:: Given information

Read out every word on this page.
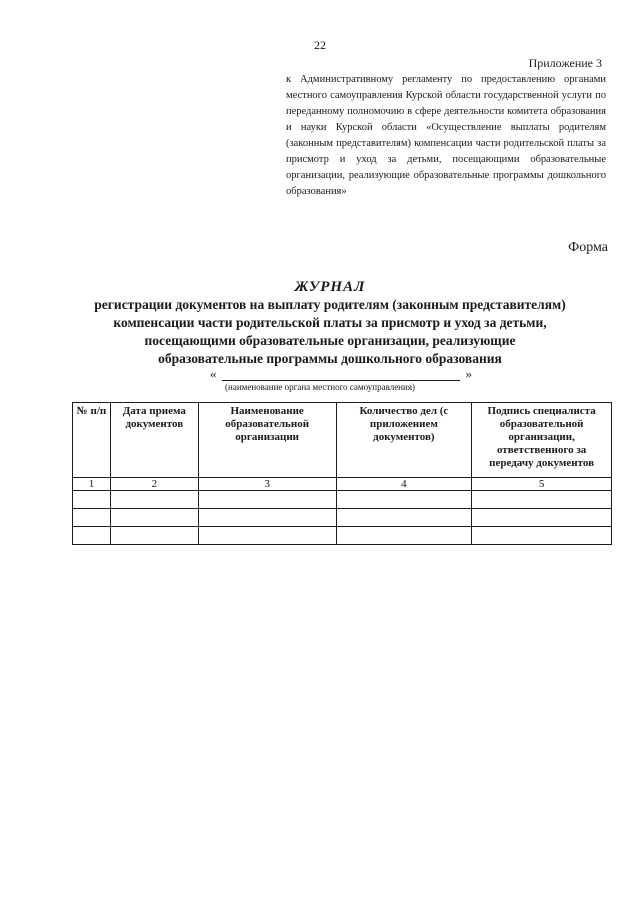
22
Приложение 3
к Административному регламенту по предоставлению органами местного самоуправления Курской области государственной услуги по переданному полномочию в сфере деятельности комитета образования и науки Курской области «Осуществление выплаты родителям (законным представителям) компенсации части родительской платы за присмотр и уход за детьми, посещающими образовательные организации, реализующие образовательные программы дошкольного образования»
Форма
ЖУРНАЛ
регистрации документов на выплату родителям (законным представителям)
компенсации части родительской платы за присмотр и уход за детьми,
посещающими образовательные организации, реализующие
образовательные программы дошкольного образования
«	»
(наименование органа местного самоуправления)
№ п/п	Дата приема документов	Наименование образовательной организации	Количество дел (с приложением документов)	Подпись специалиста образовательной организации, ответственного за передачу документов
1	2	3	4	5
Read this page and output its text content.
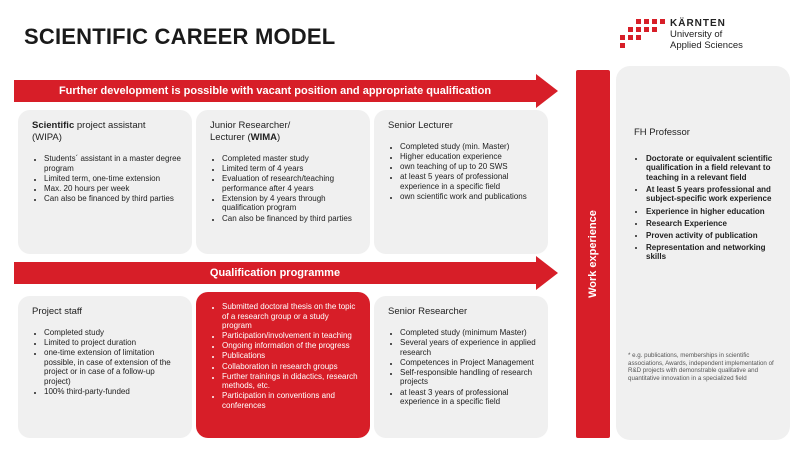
SCIENTIFIC CAREER MODEL
KÄRNTEN
University of
Applied Sciences
Further development is possible with vacant position and appropriate qualification
Qualification programme
Scientific project assistant
(WIPA)
• Students´ assistant in a master degree program
• Limited term, one-time extension
• Max. 20 hours per week
• Can also be financed by third parties
Junior Researcher/
Lecturer (WIMA)
• Completed master study
• Limited term of 4 years
• Evaluation of research/teaching performance after 4 years
• Extension by 4 years through qualification program
• Can also be financed by third parties
Senior Lecturer
• Completed study (min. Master)
• Higher education experience
• own teaching of up to 20 SWS
• at least 5 years of professional experience in a specific field
• own scientific work and publications
Project staff
• Completed study
• Limited to project duration
• one-time extension of limitation possible, in case of extension of the project or in case of a follow-up project)
• 100% third-party-funded
• Submitted doctoral thesis on the topic of a research group or a study program
• Participation/involvement in teaching
• Ongoing information of the progress
• Publications
• Collaboration in research groups
• Further trainings in didactics, research methods, etc.
• Participation in conventions and conferences
Senior Researcher
• Completed study (minimum Master)
• Several years of experience in applied research
• Competences in Project Management
• Self-responsible handling of research projects
• at least 3 years of professional experience in a specific field
Work experience
FH Professor
• Doctorate or equivalent scientific qualification in a field relevant to teaching in a relevant field
• At least 5 years professional and subject-specific work experience
• Experience in higher education
• Research Experience
• Proven activity of publication
• Representation and networking skills
* e.g. publications, memberships in scientific associations, Awards, independent implementation of R&D projects with demonstrable qualitative and quantitative innovation in a specialized field
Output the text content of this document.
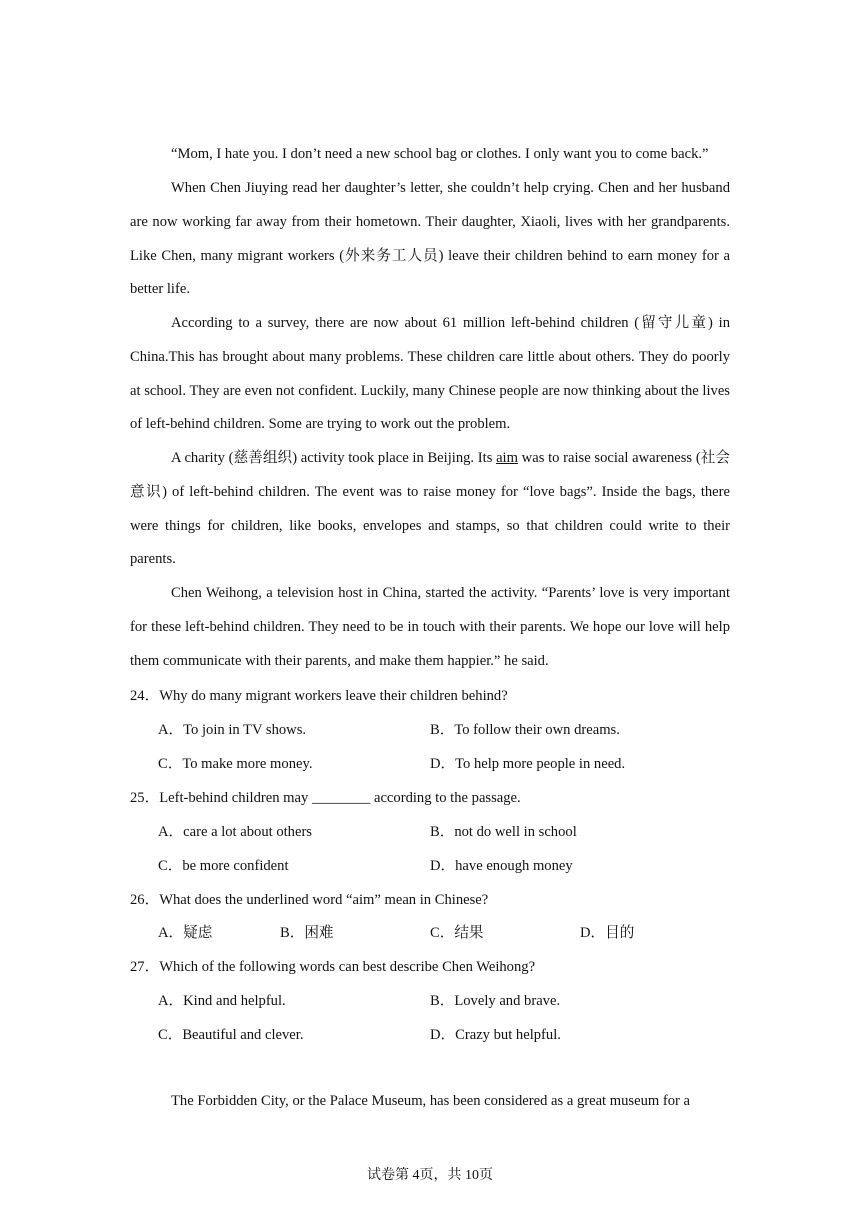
“Mom, I hate you. I don’t need a new school bag or clothes. I only want you to come back.”

When Chen Jiuying read her daughter’s letter, she couldn’t help crying. Chen and her husband are now working far away from their hometown. Their daughter, Xiaoli, lives with her grandparents. Like Chen, many migrant workers (外来务工人员) leave their children behind to earn money for a better life.

According to a survey, there are now about 61 million left-behind children (留守儿童) in China.This has brought about many problems. These children care little about others. They do poorly at school. They are even not confident. Luckily, many Chinese people are now thinking about the lives of left-behind children. Some are trying to work out the problem.

A charity (慈善组织) activity took place in Beijing. Its aim was to raise social awareness (社会意识) of left-behind children. The event was to raise money for “love bags”. Inside the bags, there were things for children, like books, envelopes and stamps, so that children could write to their parents.

Chen Weihong, a television host in China, started the activity. “Parents’ love is very important for these left-behind children. They need to be in touch with their parents. We hope our love will help them communicate with their parents, and make them happier.” he said.

24．Why do many migrant workers leave their children behind?

A．To join in TV shows.	B．To follow their own dreams.

C．To make more money.	D．To help more people in need.

25．Left-behind children may ________ according to the passage.

A．care a lot about others	B．not do well in school

C．be more confident	D．have enough money

26．What does the underlined word “aim” mean in Chinese?

A．疑虑	B．困难	C．结果	D．目的

27．Which of the following words can best describe Chen Weihong?

A．Kind and helpful.	B．Lovely and brave.

C．Beautiful and clever.	D．Crazy but helpful.

The Forbidden City, or the Palace Museum, has been considered as a great museum for a

试卷第 4页，共 10页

::::

# Task:
Set down the material above as is, without any pictures.

# Complete answer:
Read out every word on this page.
22
Приложение 3
к Административному регламенту по предоставлению органами местного самоуправления Курской области государственной услуги по переданному полномочию в сфере деятельности комитета образования и науки Курской области «Осуществление выплаты родителям (законным представителям) компенсации части родительской платы за присмотр и уход за детьми, посещающими образовательные организации, реализующие образовательные программы дошкольного образования»
Форма
ЖУРНАЛ
регистрации документов на выплату родителям (законным представителям)
компенсации части родительской платы за присмотр и уход за детьми,
посещающими образовательные организации, реализующие
образовательные программы дошкольного образования
«	»
(наименование органа местного самоуправления)
№ п/п	Дата приема документов	Наименование образовательной организации	Количество дел (с приложением документов)	Подпись специалиста образовательной организации, ответственного за передачу документов
1	2	3	4	5
Read this page and output its text content.
SCIENTIFIC CAREER MODEL
KÄRNTEN
University of
Applied Sciences
Further development is possible with vacant position and appropriate qualification
Qualification programme
Scientific project assistant
(WIPA)
• Students´ assistant in a master degree program
• Limited term, one-time extension
• Max. 20 hours per week
• Can also be financed by third parties
Junior Researcher/
Lecturer (WIMA)
• Completed master study
• Limited term of 4 years
• Evaluation of research/teaching performance after 4 years
• Extension by 4 years through qualification program
• Can also be financed by third parties
Senior Lecturer
• Completed study (min. Master)
• Higher education experience
• own teaching of up to 20 SWS
• at least 5 years of professional experience in a specific field
• own scientific work and publications
Project staff
• Completed study
• Limited to project duration
• one-time extension of limitation possible, in case of extension of the project or in case of a follow-up project)
• 100% third-party-funded
• Submitted doctoral thesis on the topic of a research group or a study program
• Participation/involvement in teaching
• Ongoing information of the progress
• Publications
• Collaboration in research groups
• Further trainings in didactics, research methods, etc.
• Participation in conventions and conferences
Senior Researcher
• Completed study (minimum Master)
• Several years of experience in applied research
• Competences in Project Management
• Self-responsible handling of research projects
• at least 3 years of professional experience in a specific field
Work experience
FH Professor
• Doctorate or equivalent scientific qualification in a field relevant to teaching in a relevant field
• At least 5 years professional and subject-specific work experience
• Experience in higher education
• Research Experience
• Proven activity of publication
• Representation and networking skills
* e.g. publications, memberships in scientific associations, Awards, independent implementation of R&D projects with demonstrable qualitative and quantitative innovation in a specialized field
Output the text content of this document.
“Mom, I hate you. I don’t need a new school bag or clothes. I only want you to come back.”

When Chen Jiuying read her daughter’s letter, she couldn’t help crying. Chen and her husband are now working far away from their hometown. Their daughter, Xiaoli, lives with her grandparents. Like Chen, many migrant workers (外来务工人员) leave their children behind to earn money for a better life.

According to a survey, there are now about 61 million left-behind children (留守儿童) in China.This has brought about many problems. These children care little about others. They do poorly at school. They are even not confident. Luckily, many Chinese people are now thinking about the lives of left-behind children. Some are trying to work out the problem.

A charity (慈善组织) activity took place in Beijing. Its aim was to raise social awareness (社会意识) of left-behind children. The event was to raise money for “love bags”. Inside the bags, there were things for children, like books, envelopes and stamps, so that children could write to their parents.

Chen Weihong, a television host in China, started the activity. “Parents’ love is very important for these left-behind children. They need to be in touch with their parents. We hope our love will help them communicate with their parents, and make them happier.” he said.

24．Why do many migrant workers leave their children behind?

A．To join in TV shows.	B．To follow their own dreams.

C．To make more money.	D．To help more people in need.

25．Left-behind children may ________ according to the passage.

A．care a lot about others	B．not do well in school

C．be more confident	D．have enough money

26．What does the underlined word “aim” mean in Chinese?

A．疑虑	B．困难	C．结果	D．目的

27．Which of the following words can best describe Chen Weihong?

A．Kind and helpful.	B．Lovely and brave.

C．Beautiful and clever.	D．Crazy but helpful.

The Forbidden City, or the Palace Museum, has been considered as a great museum for a

试卷第 4页，共 10页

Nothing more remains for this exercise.